Task objective:
Would you write out the entries below, every one of them, exactly?

-- Start --

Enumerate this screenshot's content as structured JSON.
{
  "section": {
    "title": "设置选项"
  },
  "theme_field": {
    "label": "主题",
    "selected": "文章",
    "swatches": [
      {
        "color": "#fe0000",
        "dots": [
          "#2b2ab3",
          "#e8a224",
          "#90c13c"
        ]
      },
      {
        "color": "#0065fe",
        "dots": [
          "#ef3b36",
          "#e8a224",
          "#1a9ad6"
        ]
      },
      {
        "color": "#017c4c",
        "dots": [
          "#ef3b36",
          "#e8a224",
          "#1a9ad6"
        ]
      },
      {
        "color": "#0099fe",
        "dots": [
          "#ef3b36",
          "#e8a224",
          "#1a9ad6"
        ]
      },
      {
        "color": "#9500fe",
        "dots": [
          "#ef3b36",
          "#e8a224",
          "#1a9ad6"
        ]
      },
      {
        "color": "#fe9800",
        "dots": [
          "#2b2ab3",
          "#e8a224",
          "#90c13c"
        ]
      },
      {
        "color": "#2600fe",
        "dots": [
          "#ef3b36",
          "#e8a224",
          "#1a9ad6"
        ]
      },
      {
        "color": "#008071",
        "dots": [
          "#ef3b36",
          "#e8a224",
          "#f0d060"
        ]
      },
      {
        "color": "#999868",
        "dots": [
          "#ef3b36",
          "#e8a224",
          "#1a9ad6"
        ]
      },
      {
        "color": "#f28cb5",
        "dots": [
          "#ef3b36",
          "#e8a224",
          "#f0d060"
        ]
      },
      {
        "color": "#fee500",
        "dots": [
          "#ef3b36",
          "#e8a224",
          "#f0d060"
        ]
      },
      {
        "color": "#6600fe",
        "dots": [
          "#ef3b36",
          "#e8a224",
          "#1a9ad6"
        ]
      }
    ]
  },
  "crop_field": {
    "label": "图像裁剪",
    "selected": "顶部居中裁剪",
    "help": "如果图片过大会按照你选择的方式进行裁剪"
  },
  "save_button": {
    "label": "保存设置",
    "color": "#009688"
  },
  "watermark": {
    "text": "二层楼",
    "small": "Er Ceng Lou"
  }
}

-- End --

Task response:
Enumerate this screenshot's content as structured JSON.
{
  "section": {
    "title": "设置选项"
  },
  "theme_field": {
    "label": "主题",
    "selected": "文章",
    "swatches": [
      {
        "color": "#fe0000",
        "dots": [
          "#2b2ab3",
          "#e8a224",
          "#90c13c"
        ]
      },
      {
        "color": "#0065fe",
        "dots": [
          "#ef3b36",
          "#e8a224",
          "#1a9ad6"
        ]
      },
      {
        "color": "#017c4c",
        "dots": [
          "#ef3b36",
          "#e8a224",
          "#1a9ad6"
        ]
      },
      {
        "color": "#0099fe",
        "dots": [
          "#ef3b36",
          "#e8a224",
          "#1a9ad6"
        ]
      },
      {
        "color": "#9500fe",
        "dots": [
          "#ef3b36",
          "#e8a224",
          "#1a9ad6"
        ]
      },
      {
        "color": "#fe9800",
        "dots": [
          "#2b2ab3",
          "#e8a224",
          "#90c13c"
        ]
      },
      {
        "color": "#2600fe",
        "dots": [
          "#ef3b36",
          "#e8a224",
          "#1a9ad6"
        ]
      },
      {
        "color": "#008071",
        "dots": [
          "#ef3b36",
          "#e8a224",
          "#f0d060"
        ]
      },
      {
        "color": "#999868",
        "dots": [
          "#ef3b36",
          "#e8a224",
          "#1a9ad6"
        ]
      },
      {
        "color": "#f28cb5",
        "dots": [
          "#ef3b36",
          "#e8a224",
          "#f0d060"
        ]
      },
      {
        "color": "#fee500",
        "dots": [
          "#ef3b36",
          "#e8a224",
          "#f0d060"
        ]
      },
      {
        "color": "#6600fe",
        "dots": [
          "#ef3b36",
          "#e8a224",
          "#1a9ad6"
        ]
      }
    ]
  },
  "crop_field": {
    "label": "图像裁剪",
    "selected": "顶部居中裁剪",
    "help": "如果图片过大会按照你选择的方式进行裁剪"
  },
  "save_button": {
    "label": "保存设置",
    "color": "#009688"
  },
  "watermark": {
    "text": "二层楼",
    "small": "Er Ceng Lou"
  }
}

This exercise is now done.